TASK DESCRIPTION
Gather up every line from the entries below that uses the word "source".

SUPPLIED DATA
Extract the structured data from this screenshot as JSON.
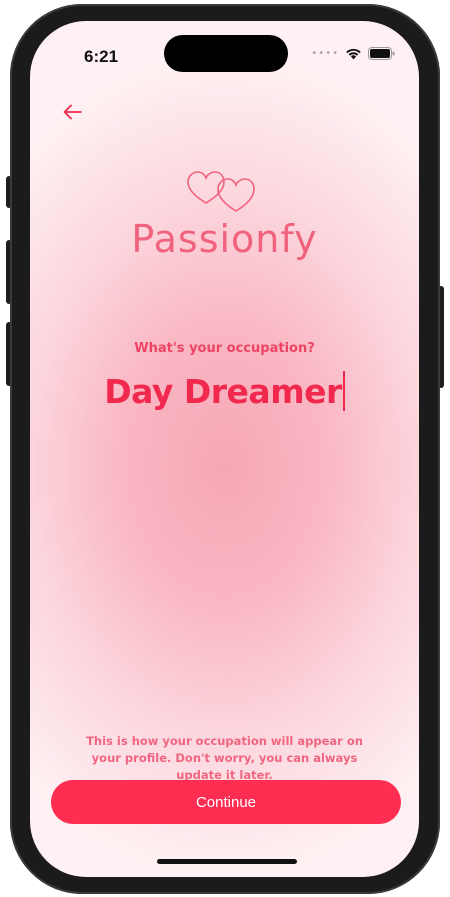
{
  "status_bar": {
    "time": "6:21",
    "signal_icon": "signal-dots-icon",
    "wifi_icon": "wifi-icon",
    "battery_icon": "battery-icon"
  },
  "header": {
    "back_icon": "arrow-left-icon"
  },
  "brand": {
    "logo_icon": "two-hearts-icon",
    "name": "Passionfy"
  },
  "form": {
    "question": "What's your occupation?",
    "value": "Day Dreamer"
  },
  "footer": {
    "helper_text": "This is how your occupation will appear on your profile. Don't worry, you can always update it later.",
    "continue_label": "Continue"
  },
  "colors": {
    "accent": "#ff2d51",
    "brand_pink": "#f0637e",
    "answer_text": "#f2294e"
  }
}
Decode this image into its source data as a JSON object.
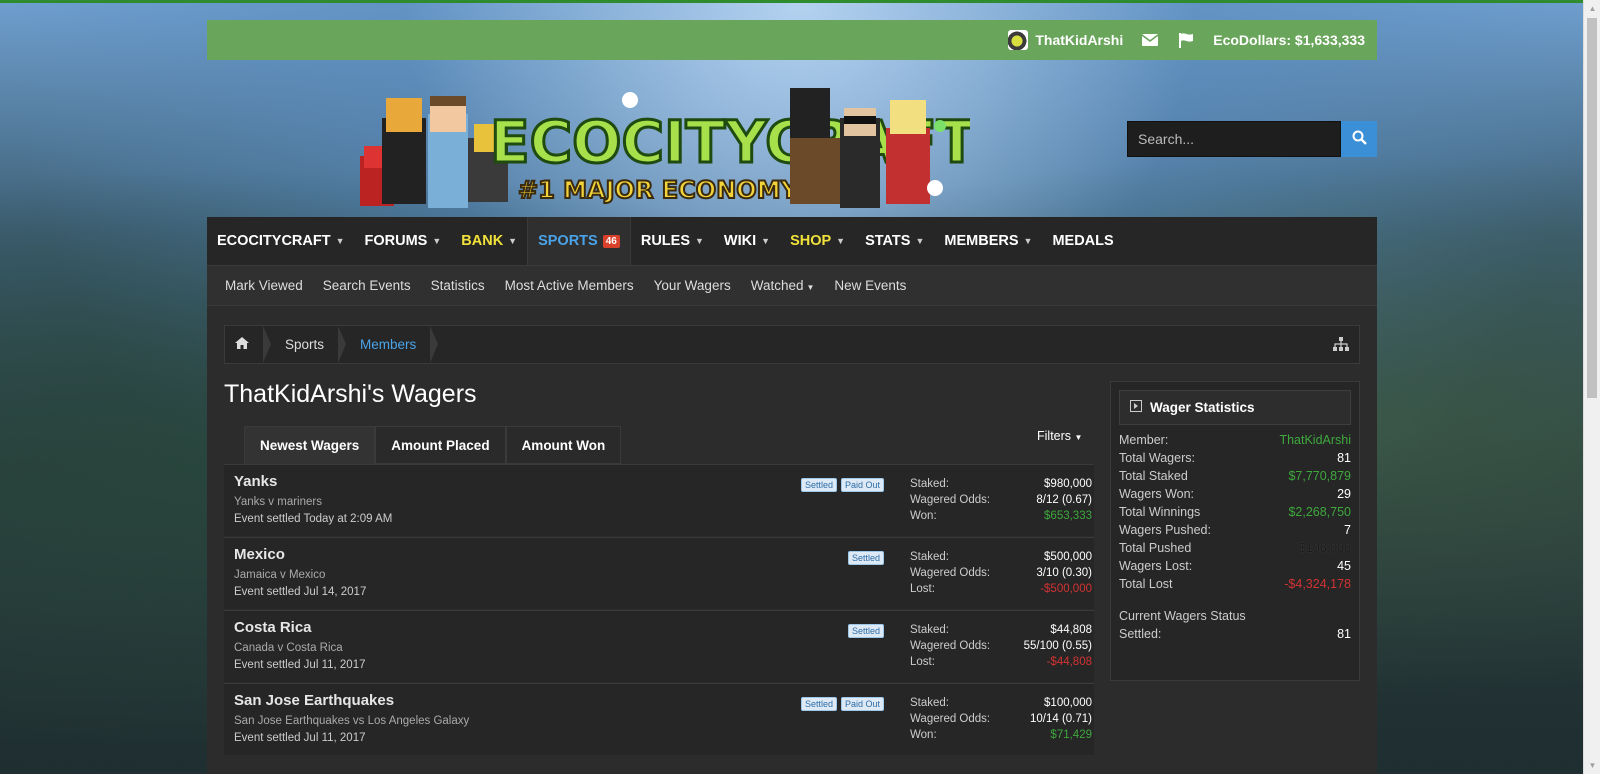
{
  "userbar": {
    "username": "ThatKidArshi",
    "balance": "EcoDollars: $1,633,333"
  },
  "logo": {
    "title": "ECOCITYCRAFT",
    "subtitle": "#1 MAJOR ECONOMY"
  },
  "search": {
    "placeholder": "Search..."
  },
  "nav": {
    "tabs": [
      {
        "label": "ECOCITYCRAFT",
        "caret": true
      },
      {
        "label": "FORUMS",
        "caret": true
      },
      {
        "label": "BANK",
        "caret": true,
        "highlight": "#f0e23a"
      },
      {
        "label": "SPORTS",
        "badge": "46",
        "active": true
      },
      {
        "label": "RULES",
        "caret": true
      },
      {
        "label": "WIKI",
        "caret": true
      },
      {
        "label": "SHOP",
        "caret": true,
        "highlight": "#f0e23a"
      },
      {
        "label": "STATS",
        "caret": true
      },
      {
        "label": "MEMBERS",
        "caret": true
      },
      {
        "label": "MEDALS"
      }
    ]
  },
  "subnav": {
    "items": [
      "Mark Viewed",
      "Search Events",
      "Statistics",
      "Most Active Members",
      "Your Wagers",
      "Watched",
      "New Events"
    ]
  },
  "breadcrumb": {
    "items": [
      "Sports",
      "Members"
    ]
  },
  "page": {
    "title": "ThatKidArshi's Wagers"
  },
  "tabs": {
    "items": [
      "Newest Wagers",
      "Amount Placed",
      "Amount Won"
    ],
    "filters": "Filters"
  },
  "labels": {
    "staked": "Staked:",
    "odds": "Wagered Odds:",
    "won": "Won:",
    "lost": "Lost:",
    "settled": "Settled",
    "paid_out": "Paid Out"
  },
  "wagers": [
    {
      "title": "Yanks",
      "desc": "Yanks v mariners",
      "settled_at": "Event settled Today at 2:09 AM",
      "paid_out": true,
      "staked": "$980,000",
      "odds": "8/12 (0.67)",
      "result_label": "Won:",
      "result": "$653,333",
      "result_color": "#3ea83e"
    },
    {
      "title": "Mexico",
      "desc": "Jamaica v Mexico",
      "settled_at": "Event settled Jul 14, 2017",
      "paid_out": false,
      "staked": "$500,000",
      "odds": "3/10 (0.30)",
      "result_label": "Lost:",
      "result": "-$500,000",
      "result_color": "#d23333"
    },
    {
      "title": "Costa Rica",
      "desc": "Canada v Costa Rica",
      "settled_at": "Event settled Jul 11, 2017",
      "paid_out": false,
      "staked": "$44,808",
      "odds": "55/100 (0.55)",
      "result_label": "Lost:",
      "result": "-$44,808",
      "result_color": "#d23333"
    },
    {
      "title": "San Jose Earthquakes",
      "desc": "San Jose Earthquakes vs Los Angeles Galaxy",
      "settled_at": "Event settled Jul 11, 2017",
      "paid_out": true,
      "staked": "$100,000",
      "odds": "10/14 (0.71)",
      "result_label": "Won:",
      "result": "$71,429",
      "result_color": "#3ea83e"
    }
  ],
  "sidebar": {
    "title": "Wager Statistics",
    "rows": [
      {
        "k": "Member:",
        "v": "ThatKidArshi",
        "color": "#3ea83e"
      },
      {
        "k": "Total Wagers:",
        "v": "81"
      },
      {
        "k": "Total Staked",
        "v": "$7,770,879",
        "color": "#3ea83e"
      },
      {
        "k": "Wagers Won:",
        "v": "29"
      },
      {
        "k": "Total Winnings",
        "v": "$2,268,750",
        "color": "#3ea83e"
      },
      {
        "k": "Wagers Pushed:",
        "v": "7"
      },
      {
        "k": "Total Pushed",
        "v": "$106,000",
        "color": "#1a1a1a"
      },
      {
        "k": "Wagers Lost:",
        "v": "45"
      },
      {
        "k": "Total Lost",
        "v": "-$4,324,178",
        "color": "#d23333"
      }
    ],
    "status_title": "Current Wagers Status",
    "status_rows": [
      {
        "k": "Settled:",
        "v": "81"
      }
    ]
  }
}
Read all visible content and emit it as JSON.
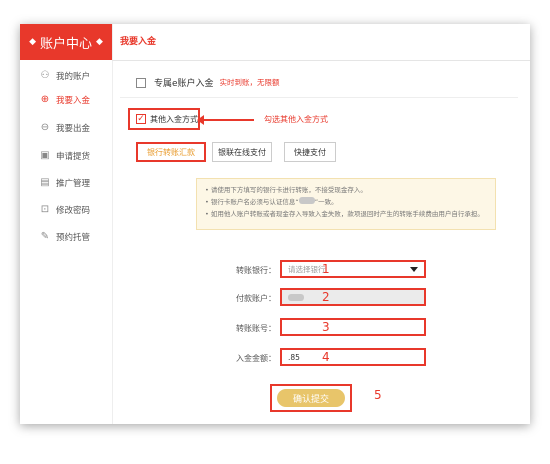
{
  "sidebar": {
    "title": "账户中心",
    "items": [
      {
        "label": "我的账户",
        "icon": "user-icon",
        "glyph": "⚇"
      },
      {
        "label": "我要入金",
        "icon": "deposit-icon",
        "glyph": "⊕"
      },
      {
        "label": "我要出金",
        "icon": "withdraw-icon",
        "glyph": "⊖"
      },
      {
        "label": "申请提货",
        "icon": "truck-icon",
        "glyph": "▣"
      },
      {
        "label": "推广管理",
        "icon": "promote-icon",
        "glyph": "▤"
      },
      {
        "label": "修改密码",
        "icon": "lock-icon",
        "glyph": "⊡"
      },
      {
        "label": "预约托管",
        "icon": "edit-icon",
        "glyph": "✎"
      }
    ]
  },
  "header": {
    "title": "我要入金"
  },
  "exclusive": {
    "label": "专属e账户入金",
    "note": "实时到账，无限额"
  },
  "other_method": {
    "label": "其他入金方式",
    "annotation": "勾选其他入金方式"
  },
  "tabs": [
    "银行转账汇款",
    "银联在线支付",
    "快捷支付"
  ],
  "notice": {
    "line1": "• 请使用下方填写的银行卡进行转账，不接受现金存入。",
    "line2a": "• 银行卡账户名必须与认证信息“",
    "line2b": "”一致。",
    "line3": "• 如用他人账户转账或者现金存入导致入金失败，款项退回时产生的转账手续费由用户自行承担。"
  },
  "form": {
    "bank_label": "转账银行：",
    "bank_placeholder": "请选择银行",
    "payer_label": "付款账户：",
    "account_label": "转账账号：",
    "amount_label": "入金金额：",
    "amount_value": ".85",
    "numbers": [
      "1",
      "2",
      "3",
      "4",
      "5"
    ]
  },
  "submit": {
    "label": "确认提交"
  },
  "colors": {
    "accent": "#e8382b",
    "button": "#e8c56a"
  }
}
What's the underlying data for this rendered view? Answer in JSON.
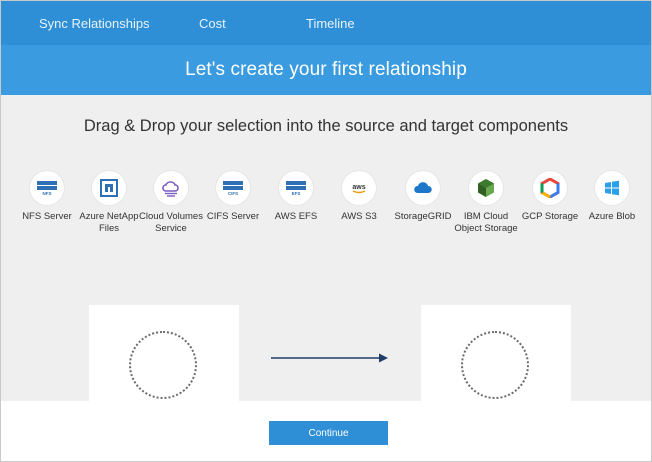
{
  "nav": {
    "items": [
      {
        "label": "Sync Relationships"
      },
      {
        "label": "Cost"
      },
      {
        "label": "Timeline"
      }
    ]
  },
  "banner": {
    "title": "Let's create your first relationship"
  },
  "main": {
    "instruction": "Drag & Drop your selection into the source and target components",
    "components": [
      {
        "label": "NFS Server",
        "icon": "nfs-server-icon",
        "badge": "NFS",
        "color": "#2f6fb5"
      },
      {
        "label": "Azure NetApp Files",
        "icon": "azure-netapp-files-icon",
        "color": "#2f6fb5"
      },
      {
        "label": "Cloud Volumes Service",
        "icon": "cloud-volumes-service-icon",
        "color": "#7a5cc2"
      },
      {
        "label": "CIFS Server",
        "icon": "cifs-server-icon",
        "badge": "CIFS",
        "color": "#2f6fb5"
      },
      {
        "label": "AWS EFS",
        "icon": "aws-efs-icon",
        "badge": "EFS",
        "color": "#2f6fb5"
      },
      {
        "label": "AWS S3",
        "icon": "aws-s3-icon",
        "badge": "aws",
        "color": "#f39c12"
      },
      {
        "label": "StorageGRID",
        "icon": "storagegrid-icon",
        "color": "#1f77c9"
      },
      {
        "label": "IBM Cloud Object Storage",
        "icon": "ibm-cloud-object-storage-icon",
        "color": "#4a8a3a"
      },
      {
        "label": "GCP Storage",
        "icon": "gcp-storage-icon",
        "color": "#e8453c"
      },
      {
        "label": "Azure Blob",
        "icon": "azure-blob-icon",
        "color": "#2aa0e8"
      }
    ]
  },
  "footer": {
    "continue_label": "Continue"
  }
}
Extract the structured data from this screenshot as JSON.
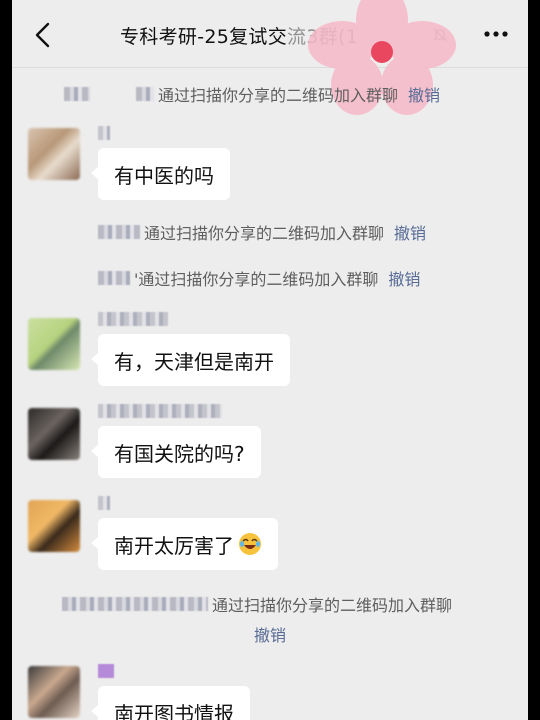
{
  "header": {
    "title_visible": "专科考研-25复试交",
    "title_obscured": "流3群(1",
    "back_icon": "chevron-left-icon",
    "mute_icon": "bell-off-icon",
    "more_icon": "ellipsis-icon"
  },
  "system_messages": [
    {
      "text": "通过扫描你分享的二维码加入群聊",
      "action": "撤销"
    },
    {
      "text": "通过扫描你分享的二维码加入群聊",
      "action": "撤销"
    },
    {
      "text": "'通过扫描你分享的二维码加入群聊",
      "action": "撤销"
    },
    {
      "text": "通过扫描你分享的二维码加入群聊",
      "action": "撤销"
    }
  ],
  "messages": [
    {
      "text": "有中医的吗"
    },
    {
      "text": "有，天津但是南开"
    },
    {
      "text": "有国关院的吗?"
    },
    {
      "text": "南开太厉害了",
      "emoji": "laughing-crying-face"
    },
    {
      "text": "南开图书情报"
    }
  ],
  "colors": {
    "background": "#ededed",
    "bubble": "#ffffff",
    "link": "#576b95",
    "system_text": "#5e5e5e"
  }
}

TASK SOLUTION
Decode this image into its source data as a JSON object.
    "instruction": "Drag & Drop your selection into the source and target components",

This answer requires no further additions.